** Start of Records to use **
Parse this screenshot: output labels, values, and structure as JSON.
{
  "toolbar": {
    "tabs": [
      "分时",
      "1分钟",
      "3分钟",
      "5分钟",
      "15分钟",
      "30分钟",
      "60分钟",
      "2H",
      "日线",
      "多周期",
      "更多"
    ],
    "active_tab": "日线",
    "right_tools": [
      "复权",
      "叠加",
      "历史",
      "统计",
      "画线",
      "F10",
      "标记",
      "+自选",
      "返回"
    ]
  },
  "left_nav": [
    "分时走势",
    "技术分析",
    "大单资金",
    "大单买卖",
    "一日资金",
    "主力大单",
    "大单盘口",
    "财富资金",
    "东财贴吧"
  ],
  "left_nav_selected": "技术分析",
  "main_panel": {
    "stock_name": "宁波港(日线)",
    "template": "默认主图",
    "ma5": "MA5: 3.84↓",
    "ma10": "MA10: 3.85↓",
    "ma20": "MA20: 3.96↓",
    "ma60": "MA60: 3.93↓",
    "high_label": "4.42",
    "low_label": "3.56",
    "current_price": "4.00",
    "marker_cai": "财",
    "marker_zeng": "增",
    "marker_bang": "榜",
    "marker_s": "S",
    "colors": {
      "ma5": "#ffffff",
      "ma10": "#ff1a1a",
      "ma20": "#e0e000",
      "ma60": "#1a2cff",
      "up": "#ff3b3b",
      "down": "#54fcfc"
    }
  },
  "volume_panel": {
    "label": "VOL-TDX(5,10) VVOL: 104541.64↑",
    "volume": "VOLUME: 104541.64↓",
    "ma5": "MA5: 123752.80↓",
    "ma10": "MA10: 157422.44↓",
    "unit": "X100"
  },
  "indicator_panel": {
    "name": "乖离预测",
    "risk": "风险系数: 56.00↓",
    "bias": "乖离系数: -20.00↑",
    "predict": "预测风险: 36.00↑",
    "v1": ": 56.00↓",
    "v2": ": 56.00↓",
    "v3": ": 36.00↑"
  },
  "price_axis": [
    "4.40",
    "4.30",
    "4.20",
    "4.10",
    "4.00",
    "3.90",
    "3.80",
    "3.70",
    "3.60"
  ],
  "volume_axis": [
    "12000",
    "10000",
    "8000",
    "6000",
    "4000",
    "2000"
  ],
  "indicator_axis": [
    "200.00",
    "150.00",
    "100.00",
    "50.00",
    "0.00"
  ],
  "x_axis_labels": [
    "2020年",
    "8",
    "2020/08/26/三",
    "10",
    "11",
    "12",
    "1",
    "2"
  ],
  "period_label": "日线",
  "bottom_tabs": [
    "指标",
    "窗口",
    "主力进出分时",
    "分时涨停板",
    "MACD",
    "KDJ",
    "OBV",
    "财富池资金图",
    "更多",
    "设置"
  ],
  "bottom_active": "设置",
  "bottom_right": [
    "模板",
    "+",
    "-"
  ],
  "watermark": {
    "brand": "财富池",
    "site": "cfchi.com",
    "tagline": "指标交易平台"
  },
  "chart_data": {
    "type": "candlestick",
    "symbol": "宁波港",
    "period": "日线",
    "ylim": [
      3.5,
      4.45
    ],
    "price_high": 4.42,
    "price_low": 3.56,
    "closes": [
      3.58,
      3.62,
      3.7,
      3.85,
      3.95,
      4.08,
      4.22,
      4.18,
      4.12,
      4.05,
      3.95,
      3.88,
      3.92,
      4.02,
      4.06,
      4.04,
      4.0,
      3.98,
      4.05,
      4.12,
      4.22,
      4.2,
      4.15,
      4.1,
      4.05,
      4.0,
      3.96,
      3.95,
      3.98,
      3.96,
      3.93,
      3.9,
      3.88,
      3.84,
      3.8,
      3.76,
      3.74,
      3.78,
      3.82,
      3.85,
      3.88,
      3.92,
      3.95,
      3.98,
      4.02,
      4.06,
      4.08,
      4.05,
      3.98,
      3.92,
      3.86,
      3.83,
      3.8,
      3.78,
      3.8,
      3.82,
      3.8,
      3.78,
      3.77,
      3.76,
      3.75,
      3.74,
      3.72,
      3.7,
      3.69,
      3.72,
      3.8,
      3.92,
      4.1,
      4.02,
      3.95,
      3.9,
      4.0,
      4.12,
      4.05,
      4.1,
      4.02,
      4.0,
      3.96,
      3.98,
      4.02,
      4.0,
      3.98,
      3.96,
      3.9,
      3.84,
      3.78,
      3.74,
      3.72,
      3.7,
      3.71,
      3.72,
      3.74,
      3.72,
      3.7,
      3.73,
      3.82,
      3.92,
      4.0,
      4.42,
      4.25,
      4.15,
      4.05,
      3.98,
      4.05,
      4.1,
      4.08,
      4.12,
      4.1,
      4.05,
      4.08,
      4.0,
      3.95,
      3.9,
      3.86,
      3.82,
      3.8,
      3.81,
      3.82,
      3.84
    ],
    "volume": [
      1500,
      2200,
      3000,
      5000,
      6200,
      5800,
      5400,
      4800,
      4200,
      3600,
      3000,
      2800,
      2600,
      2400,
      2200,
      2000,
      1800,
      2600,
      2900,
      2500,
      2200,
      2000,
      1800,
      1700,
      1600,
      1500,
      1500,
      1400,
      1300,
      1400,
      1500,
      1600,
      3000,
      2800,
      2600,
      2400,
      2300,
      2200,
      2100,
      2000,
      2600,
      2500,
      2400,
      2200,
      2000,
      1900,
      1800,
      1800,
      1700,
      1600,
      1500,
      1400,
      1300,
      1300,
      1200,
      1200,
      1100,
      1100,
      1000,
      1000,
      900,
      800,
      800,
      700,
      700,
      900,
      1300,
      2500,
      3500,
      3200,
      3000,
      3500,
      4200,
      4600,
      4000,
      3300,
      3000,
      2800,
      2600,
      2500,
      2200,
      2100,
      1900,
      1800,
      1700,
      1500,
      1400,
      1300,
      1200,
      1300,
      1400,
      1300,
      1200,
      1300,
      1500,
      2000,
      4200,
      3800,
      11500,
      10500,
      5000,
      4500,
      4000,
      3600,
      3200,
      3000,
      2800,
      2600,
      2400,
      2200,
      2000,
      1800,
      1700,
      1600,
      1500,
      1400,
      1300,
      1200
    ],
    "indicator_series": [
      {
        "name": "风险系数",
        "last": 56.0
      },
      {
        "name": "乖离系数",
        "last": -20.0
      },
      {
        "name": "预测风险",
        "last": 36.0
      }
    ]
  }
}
** End of Records to use **
▶ **What is expected**: Repeat the entries exactly, all of them.

▶ **Right answer**:
Parse this screenshot: output labels, values, and structure as JSON.
{
  "toolbar": {
    "tabs": [
      "分时",
      "1分钟",
      "3分钟",
      "5分钟",
      "15分钟",
      "30分钟",
      "60分钟",
      "2H",
      "日线",
      "多周期",
      "更多"
    ],
    "active_tab": "日线",
    "right_tools": [
      "复权",
      "叠加",
      "历史",
      "统计",
      "画线",
      "F10",
      "标记",
      "+自选",
      "返回"
    ]
  },
  "left_nav": [
    "分时走势",
    "技术分析",
    "大单资金",
    "大单买卖",
    "一日资金",
    "主力大单",
    "大单盘口",
    "财富资金",
    "东财贴吧"
  ],
  "left_nav_selected": "技术分析",
  "main_panel": {
    "stock_name": "宁波港(日线)",
    "template": "默认主图",
    "ma5": "MA5: 3.84↓",
    "ma10": "MA10: 3.85↓",
    "ma20": "MA20: 3.96↓",
    "ma60": "MA60: 3.93↓",
    "high_label": "4.42",
    "low_label": "3.56",
    "current_price": "4.00",
    "marker_cai": "财",
    "marker_zeng": "增",
    "marker_bang": "榜",
    "marker_s": "S",
    "colors": {
      "ma5": "#ffffff",
      "ma10": "#ff1a1a",
      "ma20": "#e0e000",
      "ma60": "#1a2cff",
      "up": "#ff3b3b",
      "down": "#54fcfc"
    }
  },
  "volume_panel": {
    "label": "VOL-TDX(5,10) VVOL: 104541.64↑",
    "volume": "VOLUME: 104541.64↓",
    "ma5": "MA5: 123752.80↓",
    "ma10": "MA10: 157422.44↓",
    "unit": "X100"
  },
  "indicator_panel": {
    "name": "乖离预测",
    "risk": "风险系数: 56.00↓",
    "bias": "乖离系数: -20.00↑",
    "predict": "预测风险: 36.00↑",
    "v1": ": 56.00↓",
    "v2": ": 56.00↓",
    "v3": ": 36.00↑"
  },
  "price_axis": [
    "4.40",
    "4.30",
    "4.20",
    "4.10",
    "4.00",
    "3.90",
    "3.80",
    "3.70",
    "3.60"
  ],
  "volume_axis": [
    "12000",
    "10000",
    "8000",
    "6000",
    "4000",
    "2000"
  ],
  "indicator_axis": [
    "200.00",
    "150.00",
    "100.00",
    "50.00",
    "0.00"
  ],
  "x_axis_labels": [
    "2020年",
    "8",
    "2020/08/26/三",
    "10",
    "11",
    "12",
    "1",
    "2"
  ],
  "period_label": "日线",
  "bottom_tabs": [
    "指标",
    "窗口",
    "主力进出分时",
    "分时涨停板",
    "MACD",
    "KDJ",
    "OBV",
    "财富池资金图",
    "更多",
    "设置"
  ],
  "bottom_active": "设置",
  "bottom_right": [
    "模板",
    "+",
    "-"
  ],
  "watermark": {
    "brand": "财富池",
    "site": "cfchi.com",
    "tagline": "指标交易平台"
  },
  "chart_data": {
    "type": "candlestick",
    "symbol": "宁波港",
    "period": "日线",
    "ylim": [
      3.5,
      4.45
    ],
    "price_high": 4.42,
    "price_low": 3.56,
    "closes": [
      3.58,
      3.62,
      3.7,
      3.85,
      3.95,
      4.08,
      4.22,
      4.18,
      4.12,
      4.05,
      3.95,
      3.88,
      3.92,
      4.02,
      4.06,
      4.04,
      4.0,
      3.98,
      4.05,
      4.12,
      4.22,
      4.2,
      4.15,
      4.1,
      4.05,
      4.0,
      3.96,
      3.95,
      3.98,
      3.96,
      3.93,
      3.9,
      3.88,
      3.84,
      3.8,
      3.76,
      3.74,
      3.78,
      3.82,
      3.85,
      3.88,
      3.92,
      3.95,
      3.98,
      4.02,
      4.06,
      4.08,
      4.05,
      3.98,
      3.92,
      3.86,
      3.83,
      3.8,
      3.78,
      3.8,
      3.82,
      3.8,
      3.78,
      3.77,
      3.76,
      3.75,
      3.74,
      3.72,
      3.7,
      3.69,
      3.72,
      3.8,
      3.92,
      4.1,
      4.02,
      3.95,
      3.9,
      4.0,
      4.12,
      4.05,
      4.1,
      4.02,
      4.0,
      3.96,
      3.98,
      4.02,
      4.0,
      3.98,
      3.96,
      3.9,
      3.84,
      3.78,
      3.74,
      3.72,
      3.7,
      3.71,
      3.72,
      3.74,
      3.72,
      3.7,
      3.73,
      3.82,
      3.92,
      4.0,
      4.42,
      4.25,
      4.15,
      4.05,
      3.98,
      4.05,
      4.1,
      4.08,
      4.12,
      4.1,
      4.05,
      4.08,
      4.0,
      3.95,
      3.9,
      3.86,
      3.82,
      3.8,
      3.81,
      3.82,
      3.84
    ],
    "volume": [
      1500,
      2200,
      3000,
      5000,
      6200,
      5800,
      5400,
      4800,
      4200,
      3600,
      3000,
      2800,
      2600,
      2400,
      2200,
      2000,
      1800,
      2600,
      2900,
      2500,
      2200,
      2000,
      1800,
      1700,
      1600,
      1500,
      1500,
      1400,
      1300,
      1400,
      1500,
      1600,
      3000,
      2800,
      2600,
      2400,
      2300,
      2200,
      2100,
      2000,
      2600,
      2500,
      2400,
      2200,
      2000,
      1900,
      1800,
      1800,
      1700,
      1600,
      1500,
      1400,
      1300,
      1300,
      1200,
      1200,
      1100,
      1100,
      1000,
      1000,
      900,
      800,
      800,
      700,
      700,
      900,
      1300,
      2500,
      3500,
      3200,
      3000,
      3500,
      4200,
      4600,
      4000,
      3300,
      3000,
      2800,
      2600,
      2500,
      2200,
      2100,
      1900,
      1800,
      1700,
      1500,
      1400,
      1300,
      1200,
      1300,
      1400,
      1300,
      1200,
      1300,
      1500,
      2000,
      4200,
      3800,
      11500,
      10500,
      5000,
      4500,
      4000,
      3600,
      3200,
      3000,
      2800,
      2600,
      2400,
      2200,
      2000,
      1800,
      1700,
      1600,
      1500,
      1400,
      1300,
      1200
    ],
    "indicator_series": [
      {
        "name": "风险系数",
        "last": 56.0
      },
      {
        "name": "乖离系数",
        "last": -20.0
      },
      {
        "name": "预测风险",
        "last": 36.0
      }
    ]
  }
}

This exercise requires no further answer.